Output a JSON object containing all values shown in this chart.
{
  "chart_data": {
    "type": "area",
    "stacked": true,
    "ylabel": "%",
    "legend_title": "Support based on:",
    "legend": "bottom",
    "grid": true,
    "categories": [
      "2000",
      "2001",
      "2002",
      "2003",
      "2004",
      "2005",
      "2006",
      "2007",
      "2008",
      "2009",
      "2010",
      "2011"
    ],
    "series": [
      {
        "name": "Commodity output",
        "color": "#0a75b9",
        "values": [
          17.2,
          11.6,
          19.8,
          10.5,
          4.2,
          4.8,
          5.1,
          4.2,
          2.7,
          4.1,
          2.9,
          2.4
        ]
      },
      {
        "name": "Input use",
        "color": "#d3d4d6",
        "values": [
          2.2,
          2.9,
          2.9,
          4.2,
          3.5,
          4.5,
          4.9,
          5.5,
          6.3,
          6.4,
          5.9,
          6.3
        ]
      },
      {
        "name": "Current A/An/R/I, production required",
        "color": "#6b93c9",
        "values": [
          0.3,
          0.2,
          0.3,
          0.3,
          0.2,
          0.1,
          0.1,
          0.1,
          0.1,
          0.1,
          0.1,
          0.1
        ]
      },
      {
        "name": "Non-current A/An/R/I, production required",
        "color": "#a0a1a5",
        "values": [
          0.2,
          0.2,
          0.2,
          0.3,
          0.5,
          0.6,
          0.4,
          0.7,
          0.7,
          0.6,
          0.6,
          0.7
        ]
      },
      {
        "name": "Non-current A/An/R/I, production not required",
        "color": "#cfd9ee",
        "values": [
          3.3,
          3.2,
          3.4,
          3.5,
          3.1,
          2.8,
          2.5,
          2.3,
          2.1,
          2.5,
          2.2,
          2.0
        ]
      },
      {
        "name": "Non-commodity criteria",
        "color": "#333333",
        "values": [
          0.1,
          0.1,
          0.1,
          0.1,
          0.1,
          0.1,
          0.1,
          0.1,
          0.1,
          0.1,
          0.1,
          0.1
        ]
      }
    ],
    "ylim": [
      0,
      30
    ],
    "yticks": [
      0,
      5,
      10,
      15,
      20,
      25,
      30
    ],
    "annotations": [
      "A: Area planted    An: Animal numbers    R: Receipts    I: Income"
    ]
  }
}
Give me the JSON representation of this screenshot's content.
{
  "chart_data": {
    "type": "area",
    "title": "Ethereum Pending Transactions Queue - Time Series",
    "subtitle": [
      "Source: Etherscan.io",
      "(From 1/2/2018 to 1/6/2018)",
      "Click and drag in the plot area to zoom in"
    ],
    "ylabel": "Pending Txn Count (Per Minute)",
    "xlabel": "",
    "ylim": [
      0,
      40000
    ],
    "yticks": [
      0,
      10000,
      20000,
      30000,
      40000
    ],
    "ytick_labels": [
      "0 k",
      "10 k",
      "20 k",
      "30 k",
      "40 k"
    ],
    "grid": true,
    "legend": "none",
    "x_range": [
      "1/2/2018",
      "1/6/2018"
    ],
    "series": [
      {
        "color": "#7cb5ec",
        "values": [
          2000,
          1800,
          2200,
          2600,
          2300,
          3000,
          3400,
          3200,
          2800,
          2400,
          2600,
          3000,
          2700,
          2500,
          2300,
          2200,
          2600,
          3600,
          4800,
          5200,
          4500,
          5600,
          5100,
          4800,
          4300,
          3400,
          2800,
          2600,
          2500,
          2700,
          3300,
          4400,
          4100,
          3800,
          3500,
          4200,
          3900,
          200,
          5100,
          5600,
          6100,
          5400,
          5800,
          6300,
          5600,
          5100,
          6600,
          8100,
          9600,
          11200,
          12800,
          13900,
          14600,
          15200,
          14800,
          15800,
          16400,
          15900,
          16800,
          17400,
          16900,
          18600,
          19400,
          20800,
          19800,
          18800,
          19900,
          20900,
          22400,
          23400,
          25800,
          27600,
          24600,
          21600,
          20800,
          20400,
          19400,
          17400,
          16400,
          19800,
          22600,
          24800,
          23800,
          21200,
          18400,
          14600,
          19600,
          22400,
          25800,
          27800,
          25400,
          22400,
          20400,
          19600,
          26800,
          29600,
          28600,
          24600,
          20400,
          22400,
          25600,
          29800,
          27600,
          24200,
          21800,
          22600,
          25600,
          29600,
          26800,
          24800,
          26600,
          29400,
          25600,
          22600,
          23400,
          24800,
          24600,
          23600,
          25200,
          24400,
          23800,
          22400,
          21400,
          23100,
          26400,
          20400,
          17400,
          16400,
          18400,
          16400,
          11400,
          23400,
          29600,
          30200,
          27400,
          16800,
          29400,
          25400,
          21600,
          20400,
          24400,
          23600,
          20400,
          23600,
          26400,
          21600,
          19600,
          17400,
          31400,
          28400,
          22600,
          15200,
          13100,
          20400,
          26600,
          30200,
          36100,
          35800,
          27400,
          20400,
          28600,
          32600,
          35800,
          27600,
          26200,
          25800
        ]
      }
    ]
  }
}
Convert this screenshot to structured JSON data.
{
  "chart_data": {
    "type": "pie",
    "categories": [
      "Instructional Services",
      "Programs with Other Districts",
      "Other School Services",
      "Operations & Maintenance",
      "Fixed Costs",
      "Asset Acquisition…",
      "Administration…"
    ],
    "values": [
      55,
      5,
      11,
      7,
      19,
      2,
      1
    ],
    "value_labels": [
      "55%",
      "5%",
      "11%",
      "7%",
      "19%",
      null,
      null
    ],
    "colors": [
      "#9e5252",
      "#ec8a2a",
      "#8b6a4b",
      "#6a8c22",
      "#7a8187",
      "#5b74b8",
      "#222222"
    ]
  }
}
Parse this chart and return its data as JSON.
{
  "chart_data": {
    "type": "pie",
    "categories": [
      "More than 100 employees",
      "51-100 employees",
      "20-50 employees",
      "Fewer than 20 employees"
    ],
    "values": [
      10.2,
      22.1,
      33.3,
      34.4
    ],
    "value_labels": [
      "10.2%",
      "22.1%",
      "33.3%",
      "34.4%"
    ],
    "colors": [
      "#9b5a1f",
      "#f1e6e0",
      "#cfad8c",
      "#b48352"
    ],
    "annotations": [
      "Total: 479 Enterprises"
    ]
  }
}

★ ★ ★

## What needs to be done
Extract every line above containing the word "production".

## The result
        "name": "Current A/An/R/I, production required",
        "name": "Non-current A/An/R/I, production required",
        "name": "Non-current A/An/R/I, production not required",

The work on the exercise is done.